*STORED DATA:*
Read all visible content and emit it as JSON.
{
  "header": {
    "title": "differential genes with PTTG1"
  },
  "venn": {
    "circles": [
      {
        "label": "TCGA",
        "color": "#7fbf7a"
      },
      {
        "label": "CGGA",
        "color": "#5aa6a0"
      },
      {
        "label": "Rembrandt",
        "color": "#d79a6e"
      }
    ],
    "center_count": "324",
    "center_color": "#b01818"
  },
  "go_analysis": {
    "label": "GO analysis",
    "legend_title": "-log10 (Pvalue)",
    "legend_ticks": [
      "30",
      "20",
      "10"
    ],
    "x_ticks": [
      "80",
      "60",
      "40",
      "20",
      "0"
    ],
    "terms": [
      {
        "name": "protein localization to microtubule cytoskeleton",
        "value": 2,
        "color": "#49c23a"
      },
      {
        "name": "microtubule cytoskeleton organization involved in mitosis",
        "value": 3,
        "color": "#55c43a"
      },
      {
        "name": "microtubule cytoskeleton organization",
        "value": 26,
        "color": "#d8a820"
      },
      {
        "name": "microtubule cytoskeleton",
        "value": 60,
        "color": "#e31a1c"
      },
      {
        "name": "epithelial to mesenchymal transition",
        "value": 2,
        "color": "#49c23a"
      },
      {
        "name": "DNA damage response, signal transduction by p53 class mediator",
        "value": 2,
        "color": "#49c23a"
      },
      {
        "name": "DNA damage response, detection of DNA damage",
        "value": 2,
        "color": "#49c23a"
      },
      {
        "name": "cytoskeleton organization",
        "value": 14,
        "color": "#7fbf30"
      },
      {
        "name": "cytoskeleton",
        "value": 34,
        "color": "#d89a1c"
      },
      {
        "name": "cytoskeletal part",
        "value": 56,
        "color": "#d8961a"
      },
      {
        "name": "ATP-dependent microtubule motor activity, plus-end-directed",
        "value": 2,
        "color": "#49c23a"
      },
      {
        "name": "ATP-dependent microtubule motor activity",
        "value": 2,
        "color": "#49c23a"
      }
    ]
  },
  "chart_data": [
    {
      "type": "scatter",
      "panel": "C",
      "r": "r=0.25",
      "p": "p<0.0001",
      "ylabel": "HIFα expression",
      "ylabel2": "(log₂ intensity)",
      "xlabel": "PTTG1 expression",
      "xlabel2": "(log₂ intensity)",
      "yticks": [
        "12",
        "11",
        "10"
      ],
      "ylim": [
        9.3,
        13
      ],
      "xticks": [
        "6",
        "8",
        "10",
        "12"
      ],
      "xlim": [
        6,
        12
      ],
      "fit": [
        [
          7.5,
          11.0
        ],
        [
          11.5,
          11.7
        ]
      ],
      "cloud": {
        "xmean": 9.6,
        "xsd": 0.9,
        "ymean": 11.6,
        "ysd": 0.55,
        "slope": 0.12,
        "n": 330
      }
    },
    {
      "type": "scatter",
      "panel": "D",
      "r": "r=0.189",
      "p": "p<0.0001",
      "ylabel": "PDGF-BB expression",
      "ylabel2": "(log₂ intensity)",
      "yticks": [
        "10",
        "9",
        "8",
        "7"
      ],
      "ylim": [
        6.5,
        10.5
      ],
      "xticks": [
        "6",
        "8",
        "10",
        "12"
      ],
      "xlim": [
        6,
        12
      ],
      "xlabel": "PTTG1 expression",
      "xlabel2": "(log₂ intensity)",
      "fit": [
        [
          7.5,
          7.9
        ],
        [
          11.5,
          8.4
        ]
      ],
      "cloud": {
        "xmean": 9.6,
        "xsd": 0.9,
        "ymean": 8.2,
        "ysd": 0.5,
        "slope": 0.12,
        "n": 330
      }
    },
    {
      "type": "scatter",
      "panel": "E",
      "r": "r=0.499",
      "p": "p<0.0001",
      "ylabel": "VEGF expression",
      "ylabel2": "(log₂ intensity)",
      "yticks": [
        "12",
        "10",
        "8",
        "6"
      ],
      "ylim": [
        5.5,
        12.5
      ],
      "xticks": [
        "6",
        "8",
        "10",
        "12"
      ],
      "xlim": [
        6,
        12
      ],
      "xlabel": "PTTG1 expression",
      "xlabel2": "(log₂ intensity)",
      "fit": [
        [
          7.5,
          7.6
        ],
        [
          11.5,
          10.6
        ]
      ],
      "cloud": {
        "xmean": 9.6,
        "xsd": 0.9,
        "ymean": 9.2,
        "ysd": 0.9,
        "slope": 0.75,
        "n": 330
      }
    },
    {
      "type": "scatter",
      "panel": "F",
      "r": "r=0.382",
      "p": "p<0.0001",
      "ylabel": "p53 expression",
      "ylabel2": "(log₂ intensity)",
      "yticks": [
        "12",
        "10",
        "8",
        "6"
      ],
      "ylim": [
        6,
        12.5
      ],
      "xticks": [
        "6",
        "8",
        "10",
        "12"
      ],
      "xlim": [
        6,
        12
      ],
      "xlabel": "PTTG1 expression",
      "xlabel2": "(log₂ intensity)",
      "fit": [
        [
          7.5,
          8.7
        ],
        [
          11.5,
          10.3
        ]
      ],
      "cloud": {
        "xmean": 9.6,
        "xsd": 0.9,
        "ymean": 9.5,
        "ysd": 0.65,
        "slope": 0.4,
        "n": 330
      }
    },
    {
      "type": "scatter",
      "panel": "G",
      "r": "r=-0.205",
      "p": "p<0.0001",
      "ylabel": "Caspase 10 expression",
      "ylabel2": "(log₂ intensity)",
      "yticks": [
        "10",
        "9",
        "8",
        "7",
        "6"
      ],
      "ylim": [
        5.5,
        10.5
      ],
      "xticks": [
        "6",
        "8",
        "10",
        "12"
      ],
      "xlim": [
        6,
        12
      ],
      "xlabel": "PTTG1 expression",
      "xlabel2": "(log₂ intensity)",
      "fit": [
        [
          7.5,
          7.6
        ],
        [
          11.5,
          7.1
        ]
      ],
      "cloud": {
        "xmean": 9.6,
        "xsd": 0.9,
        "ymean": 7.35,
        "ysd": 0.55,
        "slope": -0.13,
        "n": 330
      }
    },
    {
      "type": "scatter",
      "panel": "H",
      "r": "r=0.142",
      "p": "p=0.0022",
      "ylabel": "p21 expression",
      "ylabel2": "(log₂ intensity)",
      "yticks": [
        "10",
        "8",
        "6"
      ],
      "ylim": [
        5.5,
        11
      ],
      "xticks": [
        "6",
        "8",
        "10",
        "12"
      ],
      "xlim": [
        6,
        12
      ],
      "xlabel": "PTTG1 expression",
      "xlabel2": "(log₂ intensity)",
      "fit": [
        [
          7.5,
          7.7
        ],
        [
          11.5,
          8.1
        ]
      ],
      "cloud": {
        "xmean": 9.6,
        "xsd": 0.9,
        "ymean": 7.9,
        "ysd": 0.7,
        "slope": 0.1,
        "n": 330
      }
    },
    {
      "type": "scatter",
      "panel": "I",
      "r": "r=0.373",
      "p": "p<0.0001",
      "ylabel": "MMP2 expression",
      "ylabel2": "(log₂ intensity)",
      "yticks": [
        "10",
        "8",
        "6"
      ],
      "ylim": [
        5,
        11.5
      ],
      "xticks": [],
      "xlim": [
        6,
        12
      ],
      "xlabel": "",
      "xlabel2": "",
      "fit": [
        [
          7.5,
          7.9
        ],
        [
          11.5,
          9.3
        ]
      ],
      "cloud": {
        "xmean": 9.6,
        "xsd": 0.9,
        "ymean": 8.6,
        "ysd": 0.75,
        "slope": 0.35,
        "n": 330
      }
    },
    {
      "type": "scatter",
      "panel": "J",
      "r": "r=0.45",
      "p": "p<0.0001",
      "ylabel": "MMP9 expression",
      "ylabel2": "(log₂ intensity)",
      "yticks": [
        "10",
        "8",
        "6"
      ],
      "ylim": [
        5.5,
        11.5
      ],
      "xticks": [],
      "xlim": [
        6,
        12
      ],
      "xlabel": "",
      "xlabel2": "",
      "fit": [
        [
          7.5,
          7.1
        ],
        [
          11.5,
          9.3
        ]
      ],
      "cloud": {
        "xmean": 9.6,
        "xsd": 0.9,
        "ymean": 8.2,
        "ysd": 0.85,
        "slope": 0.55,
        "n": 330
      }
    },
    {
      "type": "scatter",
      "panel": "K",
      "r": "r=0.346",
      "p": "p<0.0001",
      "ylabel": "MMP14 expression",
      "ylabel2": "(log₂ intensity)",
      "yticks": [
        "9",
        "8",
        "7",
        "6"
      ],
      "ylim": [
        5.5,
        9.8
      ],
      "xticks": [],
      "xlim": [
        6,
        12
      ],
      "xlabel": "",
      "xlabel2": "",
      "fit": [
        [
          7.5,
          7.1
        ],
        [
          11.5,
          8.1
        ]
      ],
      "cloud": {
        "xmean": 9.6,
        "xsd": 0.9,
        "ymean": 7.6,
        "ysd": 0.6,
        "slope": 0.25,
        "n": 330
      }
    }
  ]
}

*GOAL OF THE EXERCISE:* Take from the listing above each line containing "microtubule".

*EXPECTED ANSWER:*
        "name": "protein localization to microtubule cytoskeleton",
        "name": "microtubule cytoskeleton organization involved in mitosis",
        "name": "microtubule cytoskeleton organization",
        "name": "microtubule cytoskeleton",
        "name": "ATP-dependent microtubule motor activity, plus-end-directed",
        "name": "ATP-dependent microtubule motor activity",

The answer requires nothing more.